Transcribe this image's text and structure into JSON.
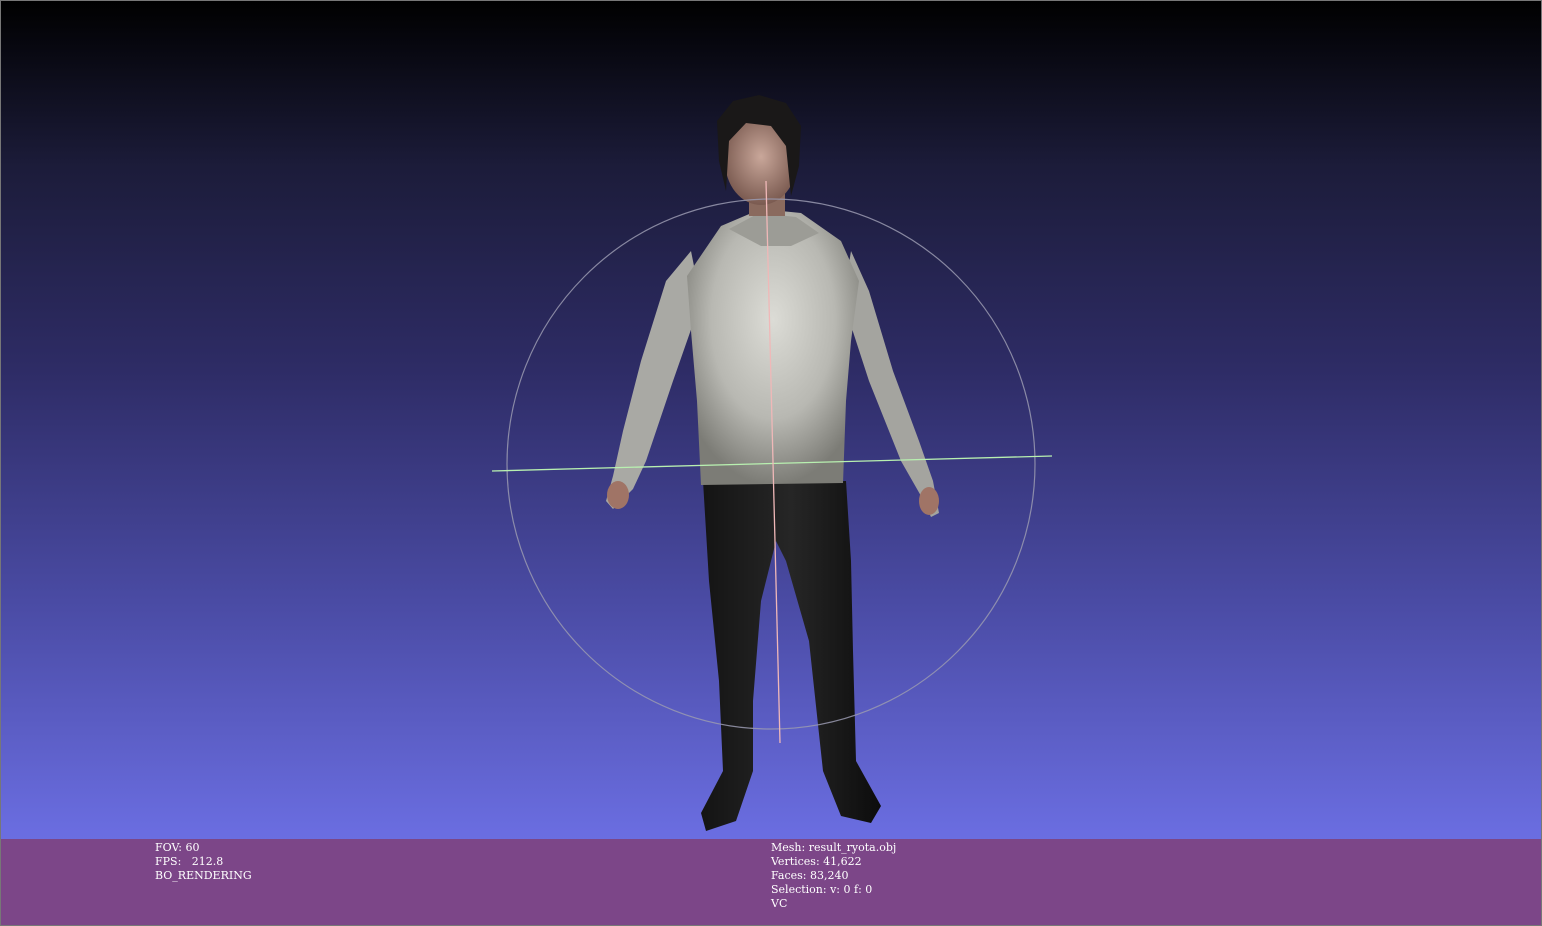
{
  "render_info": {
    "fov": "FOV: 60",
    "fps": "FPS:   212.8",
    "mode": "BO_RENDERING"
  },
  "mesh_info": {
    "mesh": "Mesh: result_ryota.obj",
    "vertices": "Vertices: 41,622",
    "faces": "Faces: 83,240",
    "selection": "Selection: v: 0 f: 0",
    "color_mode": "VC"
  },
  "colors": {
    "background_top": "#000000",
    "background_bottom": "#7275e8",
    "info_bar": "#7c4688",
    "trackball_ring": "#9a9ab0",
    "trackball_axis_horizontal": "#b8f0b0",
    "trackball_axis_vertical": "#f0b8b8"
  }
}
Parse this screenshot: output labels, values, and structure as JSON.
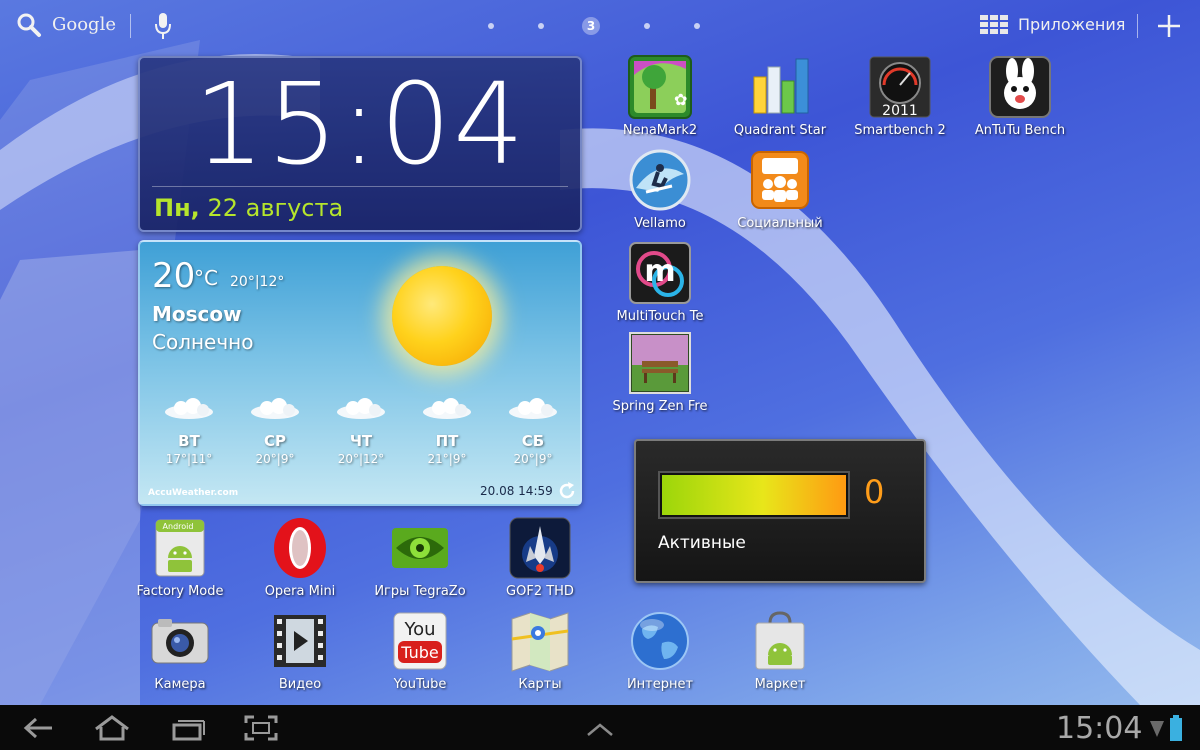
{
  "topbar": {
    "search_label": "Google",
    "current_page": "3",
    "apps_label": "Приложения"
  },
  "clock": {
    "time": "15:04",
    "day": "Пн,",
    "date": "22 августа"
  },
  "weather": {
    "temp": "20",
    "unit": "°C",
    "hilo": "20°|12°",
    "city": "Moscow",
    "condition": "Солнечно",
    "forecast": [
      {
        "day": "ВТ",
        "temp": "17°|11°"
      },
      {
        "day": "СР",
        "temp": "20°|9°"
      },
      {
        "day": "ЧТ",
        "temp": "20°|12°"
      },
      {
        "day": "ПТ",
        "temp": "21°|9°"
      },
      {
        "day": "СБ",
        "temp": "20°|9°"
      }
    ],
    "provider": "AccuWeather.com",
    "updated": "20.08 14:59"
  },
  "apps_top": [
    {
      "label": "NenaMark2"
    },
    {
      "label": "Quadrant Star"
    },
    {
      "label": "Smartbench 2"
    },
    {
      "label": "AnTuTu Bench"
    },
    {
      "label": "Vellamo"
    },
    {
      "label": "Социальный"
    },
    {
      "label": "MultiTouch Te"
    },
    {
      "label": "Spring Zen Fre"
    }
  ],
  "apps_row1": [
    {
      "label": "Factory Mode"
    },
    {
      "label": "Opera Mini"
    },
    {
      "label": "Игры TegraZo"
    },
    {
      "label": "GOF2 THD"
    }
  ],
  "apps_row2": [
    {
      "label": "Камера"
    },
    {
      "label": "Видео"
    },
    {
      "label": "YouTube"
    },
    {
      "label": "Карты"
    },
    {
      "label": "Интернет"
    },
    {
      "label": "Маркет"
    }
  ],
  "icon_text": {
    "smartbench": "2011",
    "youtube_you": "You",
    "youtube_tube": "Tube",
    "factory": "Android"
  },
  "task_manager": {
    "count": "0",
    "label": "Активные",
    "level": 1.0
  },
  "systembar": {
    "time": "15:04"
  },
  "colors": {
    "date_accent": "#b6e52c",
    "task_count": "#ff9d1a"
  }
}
----------
Aim of the task – Images must not appear in the copy; reproduce everything else in the records verbatim.

Task output –
Transcribe this image's text and structure into JSON.
{
  "render_info": {
    "fov": "FOV: 60",
    "fps": "FPS:   212.8",
    "mode": "BO_RENDERING"
  },
  "mesh_info": {
    "mesh": "Mesh: result_ryota.obj",
    "vertices": "Vertices: 41,622",
    "faces": "Faces: 83,240",
    "selection": "Selection: v: 0 f: 0",
    "color_mode": "VC"
  },
  "colors": {
    "background_top": "#000000",
    "background_bottom": "#7275e8",
    "info_bar": "#7c4688",
    "trackball_ring": "#9a9ab0",
    "trackball_axis_horizontal": "#b8f0b0",
    "trackball_axis_vertical": "#f0b8b8"
  }
}
Parse this screenshot: output labels, values, and structure as JSON.
{
  "topbar": {
    "search_label": "Google",
    "current_page": "3",
    "apps_label": "Приложения"
  },
  "clock": {
    "time": "15:04",
    "day": "Пн,",
    "date": "22 августа"
  },
  "weather": {
    "temp": "20",
    "unit": "°C",
    "hilo": "20°|12°",
    "city": "Moscow",
    "condition": "Солнечно",
    "forecast": [
      {
        "day": "ВТ",
        "temp": "17°|11°"
      },
      {
        "day": "СР",
        "temp": "20°|9°"
      },
      {
        "day": "ЧТ",
        "temp": "20°|12°"
      },
      {
        "day": "ПТ",
        "temp": "21°|9°"
      },
      {
        "day": "СБ",
        "temp": "20°|9°"
      }
    ],
    "provider": "AccuWeather.com",
    "updated": "20.08 14:59"
  },
  "apps_top": [
    {
      "label": "NenaMark2"
    },
    {
      "label": "Quadrant Star"
    },
    {
      "label": "Smartbench 2"
    },
    {
      "label": "AnTuTu Bench"
    },
    {
      "label": "Vellamo"
    },
    {
      "label": "Социальный"
    },
    {
      "label": "MultiTouch Te"
    },
    {
      "label": "Spring Zen Fre"
    }
  ],
  "apps_row1": [
    {
      "label": "Factory Mode"
    },
    {
      "label": "Opera Mini"
    },
    {
      "label": "Игры TegraZo"
    },
    {
      "label": "GOF2 THD"
    }
  ],
  "apps_row2": [
    {
      "label": "Камера"
    },
    {
      "label": "Видео"
    },
    {
      "label": "YouTube"
    },
    {
      "label": "Карты"
    },
    {
      "label": "Интернет"
    },
    {
      "label": "Маркет"
    }
  ],
  "icon_text": {
    "smartbench": "2011",
    "youtube_you": "You",
    "youtube_tube": "Tube",
    "factory": "Android"
  },
  "task_manager": {
    "count": "0",
    "label": "Активные",
    "level": 1.0
  },
  "systembar": {
    "time": "15:04"
  },
  "colors": {
    "date_accent": "#b6e52c",
    "task_count": "#ff9d1a"
  }
}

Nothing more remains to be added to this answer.